[Dataset records]
======
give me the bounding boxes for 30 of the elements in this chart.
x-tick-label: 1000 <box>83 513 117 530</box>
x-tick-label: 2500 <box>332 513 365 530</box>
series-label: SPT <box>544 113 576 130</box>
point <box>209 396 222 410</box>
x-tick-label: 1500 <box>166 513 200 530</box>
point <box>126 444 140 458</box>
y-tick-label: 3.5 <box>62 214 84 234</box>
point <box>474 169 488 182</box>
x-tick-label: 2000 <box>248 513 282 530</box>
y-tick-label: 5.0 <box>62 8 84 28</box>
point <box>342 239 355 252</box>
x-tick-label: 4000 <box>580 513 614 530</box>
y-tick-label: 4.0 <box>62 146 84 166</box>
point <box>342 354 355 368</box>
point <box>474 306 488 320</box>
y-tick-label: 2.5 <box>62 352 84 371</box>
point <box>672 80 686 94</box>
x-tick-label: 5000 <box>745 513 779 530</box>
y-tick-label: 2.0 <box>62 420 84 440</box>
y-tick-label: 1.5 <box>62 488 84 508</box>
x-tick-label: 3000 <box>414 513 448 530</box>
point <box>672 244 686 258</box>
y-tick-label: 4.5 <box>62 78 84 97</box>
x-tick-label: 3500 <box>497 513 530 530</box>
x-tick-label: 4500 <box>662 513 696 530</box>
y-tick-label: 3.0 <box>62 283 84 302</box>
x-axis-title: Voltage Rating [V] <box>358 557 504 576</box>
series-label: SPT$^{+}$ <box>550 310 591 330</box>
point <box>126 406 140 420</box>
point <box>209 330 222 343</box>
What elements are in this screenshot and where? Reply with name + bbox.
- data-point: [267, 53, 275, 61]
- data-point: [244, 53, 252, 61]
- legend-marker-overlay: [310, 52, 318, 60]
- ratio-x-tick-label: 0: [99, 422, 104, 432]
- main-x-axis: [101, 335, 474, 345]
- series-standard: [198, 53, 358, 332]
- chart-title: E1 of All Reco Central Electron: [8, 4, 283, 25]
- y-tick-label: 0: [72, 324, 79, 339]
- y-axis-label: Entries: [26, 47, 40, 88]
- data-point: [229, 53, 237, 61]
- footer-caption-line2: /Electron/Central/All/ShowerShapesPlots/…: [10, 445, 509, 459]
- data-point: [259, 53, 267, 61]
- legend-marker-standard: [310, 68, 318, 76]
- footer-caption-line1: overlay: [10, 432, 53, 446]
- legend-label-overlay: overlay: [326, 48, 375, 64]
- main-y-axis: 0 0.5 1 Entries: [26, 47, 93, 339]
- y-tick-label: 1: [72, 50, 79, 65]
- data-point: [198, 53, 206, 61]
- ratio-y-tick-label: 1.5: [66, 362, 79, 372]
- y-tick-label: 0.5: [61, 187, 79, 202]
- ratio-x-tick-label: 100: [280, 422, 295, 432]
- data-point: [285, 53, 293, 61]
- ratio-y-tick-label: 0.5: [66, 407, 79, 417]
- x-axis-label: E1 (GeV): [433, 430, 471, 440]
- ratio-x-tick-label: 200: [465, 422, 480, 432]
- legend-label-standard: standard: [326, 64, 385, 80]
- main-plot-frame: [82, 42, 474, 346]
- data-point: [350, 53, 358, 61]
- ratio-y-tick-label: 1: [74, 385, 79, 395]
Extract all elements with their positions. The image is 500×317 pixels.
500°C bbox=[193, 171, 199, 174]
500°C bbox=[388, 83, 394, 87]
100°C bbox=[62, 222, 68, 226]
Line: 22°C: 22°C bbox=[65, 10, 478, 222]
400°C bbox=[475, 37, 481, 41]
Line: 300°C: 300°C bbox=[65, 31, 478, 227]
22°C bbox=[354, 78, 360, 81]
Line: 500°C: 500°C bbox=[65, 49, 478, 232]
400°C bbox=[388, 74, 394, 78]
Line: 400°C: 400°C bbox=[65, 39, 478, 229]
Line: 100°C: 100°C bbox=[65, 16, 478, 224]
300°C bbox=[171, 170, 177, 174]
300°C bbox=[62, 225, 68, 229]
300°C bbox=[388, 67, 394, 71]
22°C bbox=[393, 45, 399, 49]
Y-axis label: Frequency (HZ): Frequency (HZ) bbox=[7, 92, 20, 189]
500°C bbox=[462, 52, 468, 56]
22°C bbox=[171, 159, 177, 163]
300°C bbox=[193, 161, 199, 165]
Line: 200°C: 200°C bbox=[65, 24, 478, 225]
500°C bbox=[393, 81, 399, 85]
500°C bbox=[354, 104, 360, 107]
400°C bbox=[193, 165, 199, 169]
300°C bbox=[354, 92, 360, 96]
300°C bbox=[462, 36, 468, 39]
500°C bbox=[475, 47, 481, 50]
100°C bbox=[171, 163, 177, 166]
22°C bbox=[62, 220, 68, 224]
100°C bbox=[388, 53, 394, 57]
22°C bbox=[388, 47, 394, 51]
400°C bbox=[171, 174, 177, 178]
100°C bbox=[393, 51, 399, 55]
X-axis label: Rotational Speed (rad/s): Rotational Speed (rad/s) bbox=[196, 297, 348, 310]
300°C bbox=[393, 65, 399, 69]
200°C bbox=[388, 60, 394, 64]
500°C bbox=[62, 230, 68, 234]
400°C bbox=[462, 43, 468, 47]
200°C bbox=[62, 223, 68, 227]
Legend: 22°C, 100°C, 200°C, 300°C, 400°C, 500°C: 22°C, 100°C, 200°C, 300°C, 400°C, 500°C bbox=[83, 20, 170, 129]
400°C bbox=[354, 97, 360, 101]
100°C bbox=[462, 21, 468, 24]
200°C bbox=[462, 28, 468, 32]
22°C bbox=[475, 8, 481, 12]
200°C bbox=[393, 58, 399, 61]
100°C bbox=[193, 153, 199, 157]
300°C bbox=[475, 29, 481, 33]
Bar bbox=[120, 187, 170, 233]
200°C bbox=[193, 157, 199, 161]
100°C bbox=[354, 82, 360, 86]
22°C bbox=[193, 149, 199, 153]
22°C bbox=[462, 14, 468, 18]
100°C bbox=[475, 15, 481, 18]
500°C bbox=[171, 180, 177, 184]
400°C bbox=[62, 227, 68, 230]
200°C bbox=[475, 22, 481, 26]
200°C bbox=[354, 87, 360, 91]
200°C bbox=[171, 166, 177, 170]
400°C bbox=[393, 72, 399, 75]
======
** WRITTEN TASK **
Switch every "point" to "marker" in the data, starting at the beginning and ending with the line that contains "y-tick-label: 4.5 <box>62 78 84 97</box>". Return those lines with nothing else changed.

** FULL OUTPUT **
give me the bounding boxes for 30 of the elements in this chart.
x-tick-label: 1000 <box>83 513 117 530</box>
x-tick-label: 2500 <box>332 513 365 530</box>
series-label: SPT <box>544 113 576 130</box>
marker <box>209 396 222 410</box>
x-tick-label: 1500 <box>166 513 200 530</box>
marker <box>126 444 140 458</box>
y-tick-label: 3.5 <box>62 214 84 234</box>
marker <box>474 169 488 182</box>
x-tick-label: 2000 <box>248 513 282 530</box>
y-tick-label: 5.0 <box>62 8 84 28</box>
marker <box>342 239 355 252</box>
x-tick-label: 4000 <box>580 513 614 530</box>
y-tick-label: 4.0 <box>62 146 84 166</box>
marker <box>342 354 355 368</box>
marker <box>474 306 488 320</box>
y-tick-label: 2.5 <box>62 352 84 371</box>
marker <box>672 80 686 94</box>
x-tick-label: 5000 <box>745 513 779 530</box>
y-tick-label: 2.0 <box>62 420 84 440</box>
y-tick-label: 1.5 <box>62 488 84 508</box>
x-tick-label: 3000 <box>414 513 448 530</box>
marker <box>672 244 686 258</box>
y-tick-label: 4.5 <box>62 78 84 97</box>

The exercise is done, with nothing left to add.